INPUT FOR THIS TASK:

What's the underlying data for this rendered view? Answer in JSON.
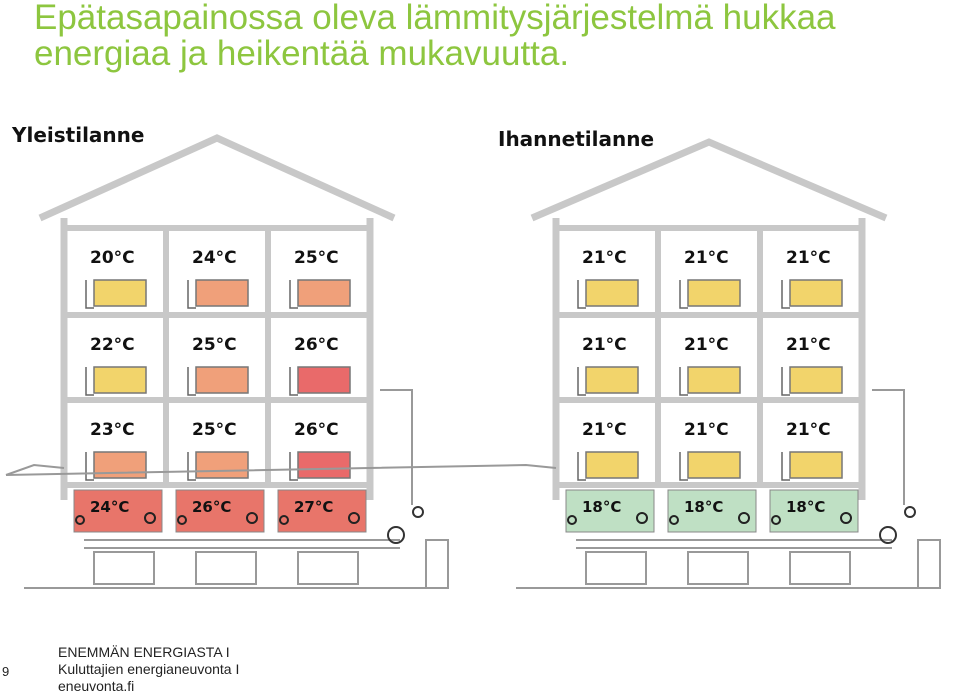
{
  "title": {
    "line1": "Epätasapainossa oleva lämmitysjärjestelmä hukkaa",
    "line2": "energiaa ja heikentää mukavuutta."
  },
  "colors": {
    "title": "#8dc63f",
    "radiator_normal": "#f2d46b",
    "radiator_warm": "#f0a07a",
    "radiator_hot": "#e96a6a",
    "basement_hot": "#e8756a",
    "basement_cool": "#bfe0c4",
    "wall": "#c8c8c8"
  },
  "houses": [
    {
      "label": "Yleistilanne",
      "floors": [
        {
          "temps": [
            "20°C",
            "24°C",
            "25°C"
          ],
          "radiators": [
            "normal",
            "warm",
            "warm"
          ]
        },
        {
          "temps": [
            "22°C",
            "25°C",
            "26°C"
          ],
          "radiators": [
            "normal",
            "warm",
            "hot"
          ]
        },
        {
          "temps": [
            "23°C",
            "25°C",
            "26°C"
          ],
          "radiators": [
            "warm",
            "warm",
            "hot"
          ]
        }
      ],
      "basement": {
        "temps": [
          "24°C",
          "26°C",
          "27°C"
        ],
        "state": "hot"
      }
    },
    {
      "label": "Ihannetilanne",
      "floors": [
        {
          "temps": [
            "21°C",
            "21°C",
            "21°C"
          ],
          "radiators": [
            "normal",
            "normal",
            "normal"
          ]
        },
        {
          "temps": [
            "21°C",
            "21°C",
            "21°C"
          ],
          "radiators": [
            "normal",
            "normal",
            "normal"
          ]
        },
        {
          "temps": [
            "21°C",
            "21°C",
            "21°C"
          ],
          "radiators": [
            "normal",
            "normal",
            "normal"
          ]
        }
      ],
      "basement": {
        "temps": [
          "18°C",
          "18°C",
          "18°C"
        ],
        "state": "cool"
      }
    }
  ],
  "footer": {
    "page_number": "9",
    "line1": "ENEMMÄN ENERGIASTA   I",
    "line2": "Kuluttajien energianeuvonta   I",
    "line3": "eneuvonta.fi"
  }
}
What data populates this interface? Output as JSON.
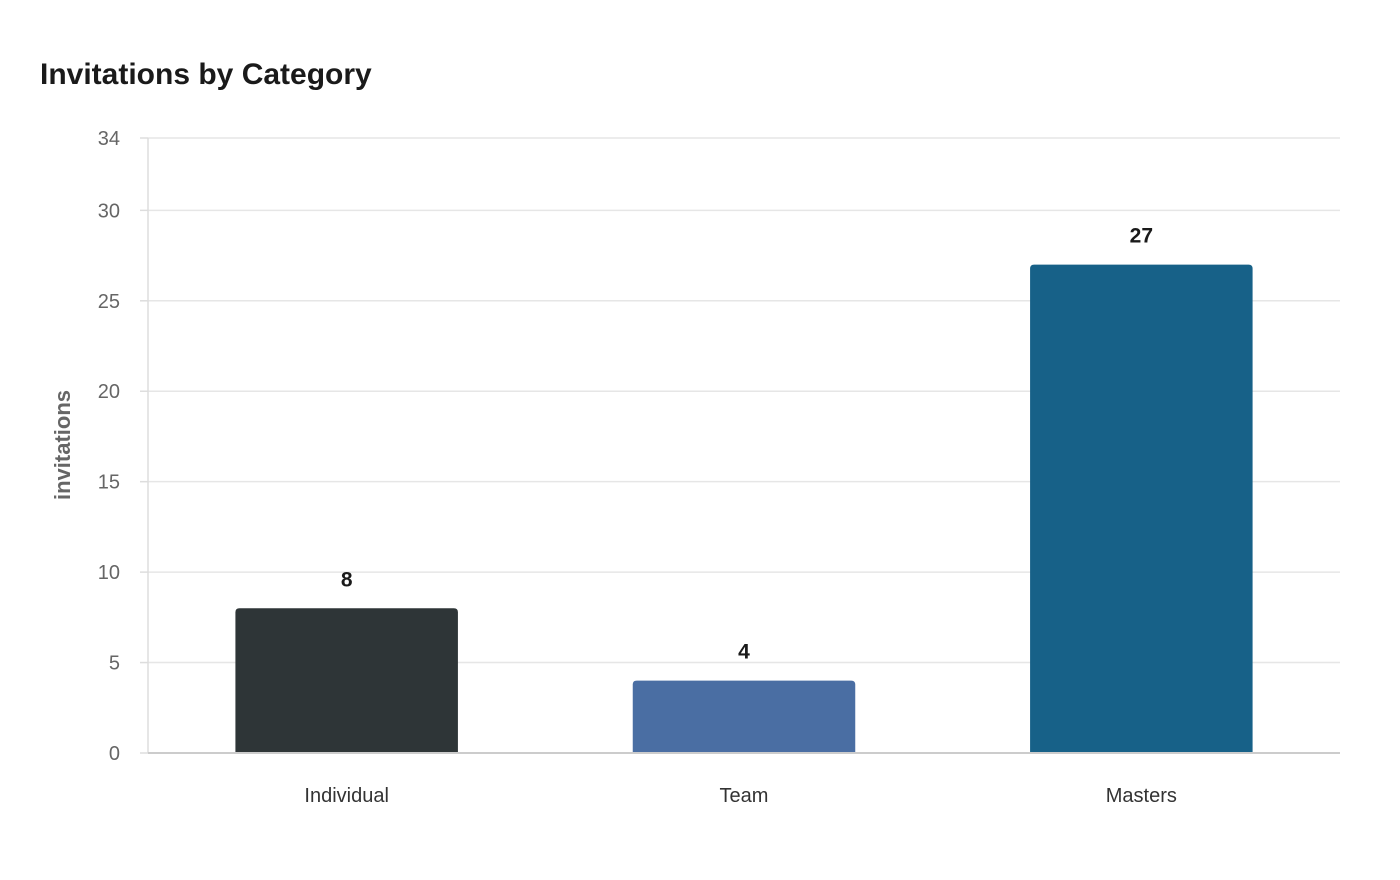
{
  "chart_data": {
    "type": "bar",
    "title": "Invitations by Category",
    "xlabel": "",
    "ylabel": "invitations",
    "categories": [
      "Individual",
      "Team",
      "Masters"
    ],
    "values": [
      8,
      4,
      27
    ],
    "colors": [
      "#2e3537",
      "#4a6ea3",
      "#176188"
    ],
    "ylim": [
      0,
      34
    ],
    "yticks": [
      0,
      5,
      10,
      15,
      20,
      25,
      30,
      34
    ],
    "grid": true,
    "legend": "none"
  }
}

WHAT IS NEEDED:
Copy, without the pictures, exactly the lines from the line with "What data populates" through the end of the material above, both ends included.

TASK OUTPUT:
What data populates this interface? Output as JSON.
{
  "chart_data": {
    "type": "bar",
    "title": "Invitations by Category",
    "xlabel": "",
    "ylabel": "invitations",
    "categories": [
      "Individual",
      "Team",
      "Masters"
    ],
    "values": [
      8,
      4,
      27
    ],
    "colors": [
      "#2e3537",
      "#4a6ea3",
      "#176188"
    ],
    "ylim": [
      0,
      34
    ],
    "yticks": [
      0,
      5,
      10,
      15,
      20,
      25,
      30,
      34
    ],
    "grid": true,
    "legend": "none"
  }
}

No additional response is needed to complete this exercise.